* _EXERCISE INPUT_:
--*--
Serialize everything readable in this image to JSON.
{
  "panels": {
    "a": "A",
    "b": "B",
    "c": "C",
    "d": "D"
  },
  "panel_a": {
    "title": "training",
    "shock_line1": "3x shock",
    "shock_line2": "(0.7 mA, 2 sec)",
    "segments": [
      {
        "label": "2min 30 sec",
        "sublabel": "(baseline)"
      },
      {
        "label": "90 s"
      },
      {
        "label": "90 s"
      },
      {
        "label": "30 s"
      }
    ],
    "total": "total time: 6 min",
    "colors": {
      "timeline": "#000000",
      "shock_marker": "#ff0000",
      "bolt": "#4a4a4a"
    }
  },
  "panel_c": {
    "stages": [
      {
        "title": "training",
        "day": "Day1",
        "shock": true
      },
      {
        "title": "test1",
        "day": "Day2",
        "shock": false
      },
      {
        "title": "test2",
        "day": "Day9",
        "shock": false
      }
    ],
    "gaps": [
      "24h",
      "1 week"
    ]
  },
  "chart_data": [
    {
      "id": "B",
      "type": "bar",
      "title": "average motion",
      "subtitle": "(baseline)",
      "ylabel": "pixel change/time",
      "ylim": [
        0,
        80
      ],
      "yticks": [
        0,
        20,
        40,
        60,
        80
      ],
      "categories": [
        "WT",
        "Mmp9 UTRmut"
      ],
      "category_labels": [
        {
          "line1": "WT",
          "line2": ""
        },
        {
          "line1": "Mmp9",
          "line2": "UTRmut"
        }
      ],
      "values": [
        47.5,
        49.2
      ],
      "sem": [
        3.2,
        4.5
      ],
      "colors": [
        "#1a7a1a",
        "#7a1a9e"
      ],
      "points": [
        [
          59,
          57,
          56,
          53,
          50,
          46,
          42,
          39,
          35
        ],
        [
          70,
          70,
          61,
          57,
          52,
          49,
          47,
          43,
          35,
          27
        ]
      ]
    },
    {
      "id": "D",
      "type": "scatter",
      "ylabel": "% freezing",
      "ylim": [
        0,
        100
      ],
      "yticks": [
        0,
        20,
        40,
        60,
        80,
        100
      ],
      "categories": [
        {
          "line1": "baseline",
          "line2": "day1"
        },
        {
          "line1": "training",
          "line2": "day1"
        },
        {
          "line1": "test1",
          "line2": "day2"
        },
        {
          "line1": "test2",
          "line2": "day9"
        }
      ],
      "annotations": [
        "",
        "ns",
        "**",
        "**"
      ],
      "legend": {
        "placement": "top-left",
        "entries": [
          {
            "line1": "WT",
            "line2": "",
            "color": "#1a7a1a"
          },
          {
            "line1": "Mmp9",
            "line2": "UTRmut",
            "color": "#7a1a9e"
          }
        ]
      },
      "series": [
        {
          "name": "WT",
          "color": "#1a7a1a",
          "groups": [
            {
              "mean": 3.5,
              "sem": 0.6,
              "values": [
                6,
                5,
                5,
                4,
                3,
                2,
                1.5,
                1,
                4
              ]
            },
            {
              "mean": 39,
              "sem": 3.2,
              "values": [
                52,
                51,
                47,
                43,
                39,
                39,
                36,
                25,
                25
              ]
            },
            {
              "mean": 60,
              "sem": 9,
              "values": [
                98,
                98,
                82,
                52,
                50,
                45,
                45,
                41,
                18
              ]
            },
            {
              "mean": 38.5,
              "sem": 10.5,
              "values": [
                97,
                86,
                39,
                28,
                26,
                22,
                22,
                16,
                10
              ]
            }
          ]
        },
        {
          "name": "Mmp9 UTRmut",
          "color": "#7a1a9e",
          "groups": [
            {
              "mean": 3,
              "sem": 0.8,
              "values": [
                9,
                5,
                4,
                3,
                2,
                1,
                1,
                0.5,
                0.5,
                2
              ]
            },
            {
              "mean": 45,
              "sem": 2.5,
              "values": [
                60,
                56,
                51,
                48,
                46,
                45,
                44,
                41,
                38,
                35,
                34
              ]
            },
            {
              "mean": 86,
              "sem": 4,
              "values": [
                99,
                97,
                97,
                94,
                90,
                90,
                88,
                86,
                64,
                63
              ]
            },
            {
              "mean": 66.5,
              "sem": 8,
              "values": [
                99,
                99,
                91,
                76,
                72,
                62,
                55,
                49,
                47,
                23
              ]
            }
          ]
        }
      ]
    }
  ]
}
--*--
* _WHAT TO PRODUCE_: Give all the entries again exactly; leave none out.

* _OUTPUT BELOW_:
Serialize everything readable in this image to JSON.
{
  "panels": {
    "a": "A",
    "b": "B",
    "c": "C",
    "d": "D"
  },
  "panel_a": {
    "title": "training",
    "shock_line1": "3x shock",
    "shock_line2": "(0.7 mA, 2 sec)",
    "segments": [
      {
        "label": "2min 30 sec",
        "sublabel": "(baseline)"
      },
      {
        "label": "90 s"
      },
      {
        "label": "90 s"
      },
      {
        "label": "30 s"
      }
    ],
    "total": "total time: 6 min",
    "colors": {
      "timeline": "#000000",
      "shock_marker": "#ff0000",
      "bolt": "#4a4a4a"
    }
  },
  "panel_c": {
    "stages": [
      {
        "title": "training",
        "day": "Day1",
        "shock": true
      },
      {
        "title": "test1",
        "day": "Day2",
        "shock": false
      },
      {
        "title": "test2",
        "day": "Day9",
        "shock": false
      }
    ],
    "gaps": [
      "24h",
      "1 week"
    ]
  },
  "chart_data": [
    {
      "id": "B",
      "type": "bar",
      "title": "average motion",
      "subtitle": "(baseline)",
      "ylabel": "pixel change/time",
      "ylim": [
        0,
        80
      ],
      "yticks": [
        0,
        20,
        40,
        60,
        80
      ],
      "categories": [
        "WT",
        "Mmp9 UTRmut"
      ],
      "category_labels": [
        {
          "line1": "WT",
          "line2": ""
        },
        {
          "line1": "Mmp9",
          "line2": "UTRmut"
        }
      ],
      "values": [
        47.5,
        49.2
      ],
      "sem": [
        3.2,
        4.5
      ],
      "colors": [
        "#1a7a1a",
        "#7a1a9e"
      ],
      "points": [
        [
          59,
          57,
          56,
          53,
          50,
          46,
          42,
          39,
          35
        ],
        [
          70,
          70,
          61,
          57,
          52,
          49,
          47,
          43,
          35,
          27
        ]
      ]
    },
    {
      "id": "D",
      "type": "scatter",
      "ylabel": "% freezing",
      "ylim": [
        0,
        100
      ],
      "yticks": [
        0,
        20,
        40,
        60,
        80,
        100
      ],
      "categories": [
        {
          "line1": "baseline",
          "line2": "day1"
        },
        {
          "line1": "training",
          "line2": "day1"
        },
        {
          "line1": "test1",
          "line2": "day2"
        },
        {
          "line1": "test2",
          "line2": "day9"
        }
      ],
      "annotations": [
        "",
        "ns",
        "**",
        "**"
      ],
      "legend": {
        "placement": "top-left",
        "entries": [
          {
            "line1": "WT",
            "line2": "",
            "color": "#1a7a1a"
          },
          {
            "line1": "Mmp9",
            "line2": "UTRmut",
            "color": "#7a1a9e"
          }
        ]
      },
      "series": [
        {
          "name": "WT",
          "color": "#1a7a1a",
          "groups": [
            {
              "mean": 3.5,
              "sem": 0.6,
              "values": [
                6,
                5,
                5,
                4,
                3,
                2,
                1.5,
                1,
                4
              ]
            },
            {
              "mean": 39,
              "sem": 3.2,
              "values": [
                52,
                51,
                47,
                43,
                39,
                39,
                36,
                25,
                25
              ]
            },
            {
              "mean": 60,
              "sem": 9,
              "values": [
                98,
                98,
                82,
                52,
                50,
                45,
                45,
                41,
                18
              ]
            },
            {
              "mean": 38.5,
              "sem": 10.5,
              "values": [
                97,
                86,
                39,
                28,
                26,
                22,
                22,
                16,
                10
              ]
            }
          ]
        },
        {
          "name": "Mmp9 UTRmut",
          "color": "#7a1a9e",
          "groups": [
            {
              "mean": 3,
              "sem": 0.8,
              "values": [
                9,
                5,
                4,
                3,
                2,
                1,
                1,
                0.5,
                0.5,
                2
              ]
            },
            {
              "mean": 45,
              "sem": 2.5,
              "values": [
                60,
                56,
                51,
                48,
                46,
                45,
                44,
                41,
                38,
                35,
                34
              ]
            },
            {
              "mean": 86,
              "sem": 4,
              "values": [
                99,
                97,
                97,
                94,
                90,
                90,
                88,
                86,
                64,
                63
              ]
            },
            {
              "mean": 66.5,
              "sem": 8,
              "values": [
                99,
                99,
                91,
                76,
                72,
                62,
                55,
                49,
                47,
                23
              ]
            }
          ]
        }
      ]
    }
  ]
}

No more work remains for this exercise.